**Problem requirements:**
Extract the records in full, leaving every picture out.

+===+

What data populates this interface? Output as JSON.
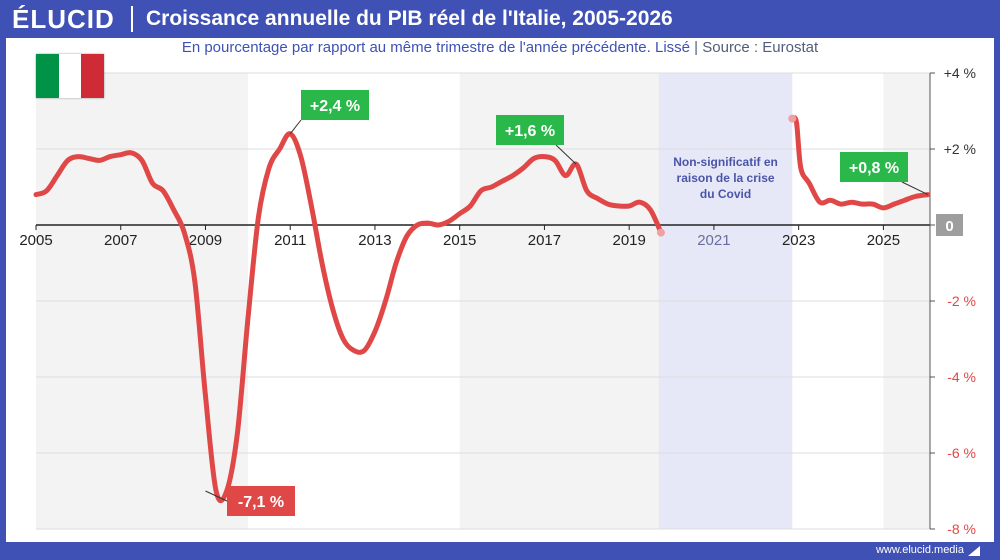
{
  "header": {
    "logo": "ÉLUCID",
    "title": "Croissance annuelle du PIB réel de l'Italie, 2005-2026",
    "subtitle": "En pourcentage par rapport au même trimestre de l'année précédente. Lissé",
    "separator": "|",
    "source": "Source : Eurostat"
  },
  "flag": {
    "country": "Italie",
    "colors": [
      "#009246",
      "#ffffff",
      "#ce2b37"
    ]
  },
  "footer": {
    "url": "www.elucid.media"
  },
  "colors": {
    "brand": "#3f51b5",
    "line": "#e04848",
    "positive_label": "#2ab84a",
    "negative_label": "#e04848",
    "zero_label": "#9e9e9e",
    "covid_band": "#e6e8f8",
    "covid_text": "#4a55a8",
    "shade": "#f3f3f3",
    "pos_tick": "#333333",
    "neg_tick": "#e04848"
  },
  "chart_data": {
    "type": "line",
    "title": "Croissance annuelle du PIB réel de l'Italie, 2005-2026",
    "xlabel": "",
    "ylabel": "",
    "xlim": [
      2005,
      2026.1
    ],
    "ylim": [
      -8,
      4
    ],
    "x_ticks": [
      "2005",
      "2007",
      "2009",
      "2011",
      "2013",
      "2015",
      "2017",
      "2019",
      "2021",
      "2023",
      "2025"
    ],
    "x_tick_values": [
      2005,
      2007,
      2009,
      2011,
      2013,
      2015,
      2017,
      2019,
      2021,
      2023,
      2025
    ],
    "y_ticks": [
      {
        "value": 4,
        "label": "+4 %"
      },
      {
        "value": 2,
        "label": "+2 %"
      },
      {
        "value": 0,
        "label": "0"
      },
      {
        "value": -2,
        "label": "-2 %"
      },
      {
        "value": -4,
        "label": "-4 %"
      },
      {
        "value": -6,
        "label": "-6 %"
      },
      {
        "value": -8,
        "label": "-8 %"
      }
    ],
    "grid": true,
    "shaded_periods": [
      [
        2005,
        2010
      ],
      [
        2015,
        2020
      ],
      [
        2025,
        2026.1
      ]
    ],
    "covid_band": {
      "from": 2019.7,
      "to": 2022.85,
      "label": [
        "Non-significatif en",
        "raison de la crise",
        "du Covid"
      ]
    },
    "series": [
      {
        "segments": [
          [
            [
              2005,
              0.8
            ],
            [
              2005.25,
              0.9
            ],
            [
              2005.5,
              1.3
            ],
            [
              2005.75,
              1.7
            ],
            [
              2006,
              1.8
            ],
            [
              2006.25,
              1.75
            ],
            [
              2006.5,
              1.7
            ],
            [
              2006.75,
              1.8
            ],
            [
              2007,
              1.85
            ],
            [
              2007.25,
              1.9
            ],
            [
              2007.5,
              1.7
            ],
            [
              2007.75,
              1.1
            ],
            [
              2008,
              0.9
            ],
            [
              2008.25,
              0.4
            ],
            [
              2008.5,
              -0.2
            ],
            [
              2008.75,
              -1.5
            ],
            [
              2009,
              -4.5
            ],
            [
              2009.25,
              -7.0
            ],
            [
              2009.5,
              -7.0
            ],
            [
              2009.75,
              -5.5
            ],
            [
              2010,
              -2.5
            ],
            [
              2010.25,
              0.2
            ],
            [
              2010.5,
              1.5
            ],
            [
              2010.75,
              2.0
            ],
            [
              2011,
              2.4
            ],
            [
              2011.25,
              1.8
            ],
            [
              2011.5,
              0.5
            ],
            [
              2011.75,
              -1.0
            ],
            [
              2012,
              -2.2
            ],
            [
              2012.25,
              -3.0
            ],
            [
              2012.5,
              -3.3
            ],
            [
              2012.75,
              -3.3
            ],
            [
              2013,
              -2.8
            ],
            [
              2013.25,
              -2.0
            ],
            [
              2013.5,
              -1.0
            ],
            [
              2013.75,
              -0.3
            ],
            [
              2014,
              0.0
            ],
            [
              2014.25,
              0.05
            ],
            [
              2014.5,
              0.0
            ],
            [
              2014.75,
              0.1
            ],
            [
              2015,
              0.3
            ],
            [
              2015.25,
              0.5
            ],
            [
              2015.5,
              0.9
            ],
            [
              2015.75,
              1.0
            ],
            [
              2016,
              1.15
            ],
            [
              2016.25,
              1.3
            ],
            [
              2016.5,
              1.5
            ],
            [
              2016.75,
              1.75
            ],
            [
              2017,
              1.8
            ],
            [
              2017.25,
              1.7
            ],
            [
              2017.5,
              1.3
            ],
            [
              2017.75,
              1.6
            ],
            [
              2018,
              0.9
            ],
            [
              2018.25,
              0.7
            ],
            [
              2018.5,
              0.55
            ],
            [
              2018.75,
              0.5
            ],
            [
              2019,
              0.5
            ],
            [
              2019.25,
              0.6
            ],
            [
              2019.5,
              0.4
            ],
            [
              2019.75,
              -0.2
            ]
          ],
          [
            [
              2022.85,
              2.8
            ],
            [
              2022.95,
              2.7
            ],
            [
              2023.05,
              1.5
            ],
            [
              2023.25,
              1.1
            ],
            [
              2023.5,
              0.6
            ],
            [
              2023.75,
              0.65
            ],
            [
              2024,
              0.55
            ],
            [
              2024.25,
              0.6
            ],
            [
              2024.5,
              0.55
            ],
            [
              2024.75,
              0.55
            ],
            [
              2025,
              0.45
            ],
            [
              2025.25,
              0.55
            ],
            [
              2025.5,
              0.65
            ],
            [
              2025.75,
              0.75
            ],
            [
              2026.05,
              0.8
            ]
          ]
        ]
      }
    ],
    "annotations": [
      {
        "text": "+2,4 %",
        "x": 2011,
        "y": 2.4,
        "kind": "positive"
      },
      {
        "text": "-7,1 %",
        "x": 2009.0,
        "y": -7.0,
        "kind": "negative"
      },
      {
        "text": "+1,6 %",
        "x": 2017.75,
        "y": 1.6,
        "kind": "positive"
      },
      {
        "text": "+0,8 %",
        "x": 2026.05,
        "y": 0.8,
        "kind": "positive"
      }
    ]
  }
}
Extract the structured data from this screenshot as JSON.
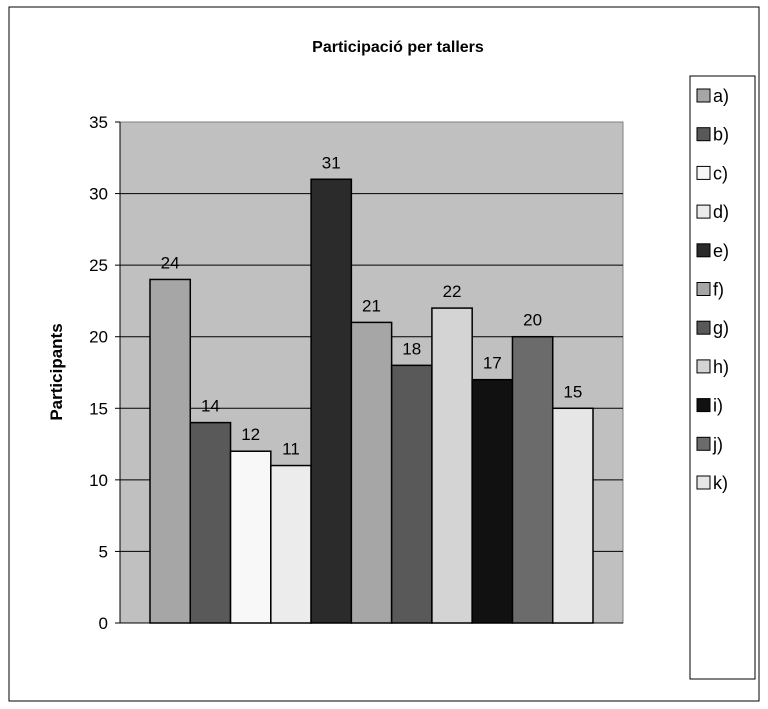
{
  "chart_data": {
    "type": "bar",
    "title": "Participació per tallers",
    "xlabel": "",
    "ylabel": "Participants",
    "ylim": [
      0,
      35
    ],
    "yticks": [
      0,
      5,
      10,
      15,
      20,
      25,
      30,
      35
    ],
    "grid": true,
    "legend_position": "right",
    "series": [
      {
        "name": "a)",
        "value": 24,
        "color": "#a6a6a6"
      },
      {
        "name": "b)",
        "value": 14,
        "color": "#595959"
      },
      {
        "name": "c)",
        "value": 12,
        "color": "#f8f8f8"
      },
      {
        "name": "d)",
        "value": 11,
        "color": "#ececec"
      },
      {
        "name": "e)",
        "value": 31,
        "color": "#2b2b2b"
      },
      {
        "name": "f)",
        "value": 21,
        "color": "#a6a6a6"
      },
      {
        "name": "g)",
        "value": 18,
        "color": "#595959"
      },
      {
        "name": "h)",
        "value": 22,
        "color": "#d4d4d4"
      },
      {
        "name": "i)",
        "value": 17,
        "color": "#111111"
      },
      {
        "name": "j)",
        "value": 20,
        "color": "#6b6b6b"
      },
      {
        "name": "k)",
        "value": 15,
        "color": "#e6e6e6"
      }
    ],
    "plot_background": "#c0c0c0"
  }
}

+===+

**Response to the exercise:**
What data populates this interface? Output as JSON.
{
  "header": {
    "logo": "ÉLUCID",
    "title": "Croissance annuelle du PIB réel de l'Italie, 2005-2026",
    "subtitle": "En pourcentage par rapport au même trimestre de l'année précédente. Lissé",
    "separator": "|",
    "source": "Source : Eurostat"
  },
  "flag": {
    "country": "Italie",
    "colors": [
      "#009246",
      "#ffffff",
      "#ce2b37"
    ]
  },
  "footer": {
    "url": "www.elucid.media"
  },
  "colors": {
    "brand": "#3f51b5",
    "line": "#e04848",
    "positive_label": "#2ab84a",
    "negative_label": "#e04848",
    "zero_label": "#9e9e9e",
    "covid_band": "#e6e8f8",
    "covid_text": "#4a55a8",
    "shade": "#f3f3f3",
    "pos_tick": "#333333",
    "neg_tick": "#e04848"
  },
  "chart_data": {
    "type": "line",
    "title": "Croissance annuelle du PIB réel de l'Italie, 2005-2026",
    "xlabel": "",
    "ylabel": "",
    "xlim": [
      2005,
      2026.1
    ],
    "ylim": [
      -8,
      4
    ],
    "x_ticks": [
      "2005",
      "2007",
      "2009",
      "2011",
      "2013",
      "2015",
      "2017",
      "2019",
      "2021",
      "2023",
      "2025"
    ],
    "x_tick_values": [
      2005,
      2007,
      2009,
      2011,
      2013,
      2015,
      2017,
      2019,
      2021,
      2023,
      2025
    ],
    "y_ticks": [
      {
        "value": 4,
        "label": "+4 %"
      },
      {
        "value": 2,
        "label": "+2 %"
      },
      {
        "value": 0,
        "label": "0"
      },
      {
        "value": -2,
        "label": "-2 %"
      },
      {
        "value": -4,
        "label": "-4 %"
      },
      {
        "value": -6,
        "label": "-6 %"
      },
      {
        "value": -8,
        "label": "-8 %"
      }
    ],
    "grid": true,
    "shaded_periods": [
      [
        2005,
        2010
      ],
      [
        2015,
        2020
      ],
      [
        2025,
        2026.1
      ]
    ],
    "covid_band": {
      "from": 2019.7,
      "to": 2022.85,
      "label": [
        "Non-significatif en",
        "raison de la crise",
        "du Covid"
      ]
    },
    "series": [
      {
        "segments": [
          [
            [
              2005,
              0.8
            ],
            [
              2005.25,
              0.9
            ],
            [
              2005.5,
              1.3
            ],
            [
              2005.75,
              1.7
            ],
            [
              2006,
              1.8
            ],
            [
              2006.25,
              1.75
            ],
            [
              2006.5,
              1.7
            ],
            [
              2006.75,
              1.8
            ],
            [
              2007,
              1.85
            ],
            [
              2007.25,
              1.9
            ],
            [
              2007.5,
              1.7
            ],
            [
              2007.75,
              1.1
            ],
            [
              2008,
              0.9
            ],
            [
              2008.25,
              0.4
            ],
            [
              2008.5,
              -0.2
            ],
            [
              2008.75,
              -1.5
            ],
            [
              2009,
              -4.5
            ],
            [
              2009.25,
              -7.0
            ],
            [
              2009.5,
              -7.0
            ],
            [
              2009.75,
              -5.5
            ],
            [
              2010,
              -2.5
            ],
            [
              2010.25,
              0.2
            ],
            [
              2010.5,
              1.5
            ],
            [
              2010.75,
              2.0
            ],
            [
              2011,
              2.4
            ],
            [
              2011.25,
              1.8
            ],
            [
              2011.5,
              0.5
            ],
            [
              2011.75,
              -1.0
            ],
            [
              2012,
              -2.2
            ],
            [
              2012.25,
              -3.0
            ],
            [
              2012.5,
              -3.3
            ],
            [
              2012.75,
              -3.3
            ],
            [
              2013,
              -2.8
            ],
            [
              2013.25,
              -2.0
            ],
            [
              2013.5,
              -1.0
            ],
            [
              2013.75,
              -0.3
            ],
            [
              2014,
              0.0
            ],
            [
              2014.25,
              0.05
            ],
            [
              2014.5,
              0.0
            ],
            [
              2014.75,
              0.1
            ],
            [
              2015,
              0.3
            ],
            [
              2015.25,
              0.5
            ],
            [
              2015.5,
              0.9
            ],
            [
              2015.75,
              1.0
            ],
            [
              2016,
              1.15
            ],
            [
              2016.25,
              1.3
            ],
            [
              2016.5,
              1.5
            ],
            [
              2016.75,
              1.75
            ],
            [
              2017,
              1.8
            ],
            [
              2017.25,
              1.7
            ],
            [
              2017.5,
              1.3
            ],
            [
              2017.75,
              1.6
            ],
            [
              2018,
              0.9
            ],
            [
              2018.25,
              0.7
            ],
            [
              2018.5,
              0.55
            ],
            [
              2018.75,
              0.5
            ],
            [
              2019,
              0.5
            ],
            [
              2019.25,
              0.6
            ],
            [
              2019.5,
              0.4
            ],
            [
              2019.75,
              -0.2
            ]
          ],
          [
            [
              2022.85,
              2.8
            ],
            [
              2022.95,
              2.7
            ],
            [
              2023.05,
              1.5
            ],
            [
              2023.25,
              1.1
            ],
            [
              2023.5,
              0.6
            ],
            [
              2023.75,
              0.65
            ],
            [
              2024,
              0.55
            ],
            [
              2024.25,
              0.6
            ],
            [
              2024.5,
              0.55
            ],
            [
              2024.75,
              0.55
            ],
            [
              2025,
              0.45
            ],
            [
              2025.25,
              0.55
            ],
            [
              2025.5,
              0.65
            ],
            [
              2025.75,
              0.75
            ],
            [
              2026.05,
              0.8
            ]
          ]
        ]
      }
    ],
    "annotations": [
      {
        "text": "+2,4 %",
        "x": 2011,
        "y": 2.4,
        "kind": "positive"
      },
      {
        "text": "-7,1 %",
        "x": 2009.0,
        "y": -7.0,
        "kind": "negative"
      },
      {
        "text": "+1,6 %",
        "x": 2017.75,
        "y": 1.6,
        "kind": "positive"
      },
      {
        "text": "+0,8 %",
        "x": 2026.05,
        "y": 0.8,
        "kind": "positive"
      }
    ]
  }
}
Extract the structured data from this screenshot as JSON.
{
  "chart_data": {
    "type": "bar",
    "title": "Participació per tallers",
    "xlabel": "",
    "ylabel": "Participants",
    "ylim": [
      0,
      35
    ],
    "yticks": [
      0,
      5,
      10,
      15,
      20,
      25,
      30,
      35
    ],
    "grid": true,
    "legend_position": "right",
    "series": [
      {
        "name": "a)",
        "value": 24,
        "color": "#a6a6a6"
      },
      {
        "name": "b)",
        "value": 14,
        "color": "#595959"
      },
      {
        "name": "c)",
        "value": 12,
        "color": "#f8f8f8"
      },
      {
        "name": "d)",
        "value": 11,
        "color": "#ececec"
      },
      {
        "name": "e)",
        "value": 31,
        "color": "#2b2b2b"
      },
      {
        "name": "f)",
        "value": 21,
        "color": "#a6a6a6"
      },
      {
        "name": "g)",
        "value": 18,
        "color": "#595959"
      },
      {
        "name": "h)",
        "value": 22,
        "color": "#d4d4d4"
      },
      {
        "name": "i)",
        "value": 17,
        "color": "#111111"
      },
      {
        "name": "j)",
        "value": 20,
        "color": "#6b6b6b"
      },
      {
        "name": "k)",
        "value": 15,
        "color": "#e6e6e6"
      }
    ],
    "plot_background": "#c0c0c0"
  }
}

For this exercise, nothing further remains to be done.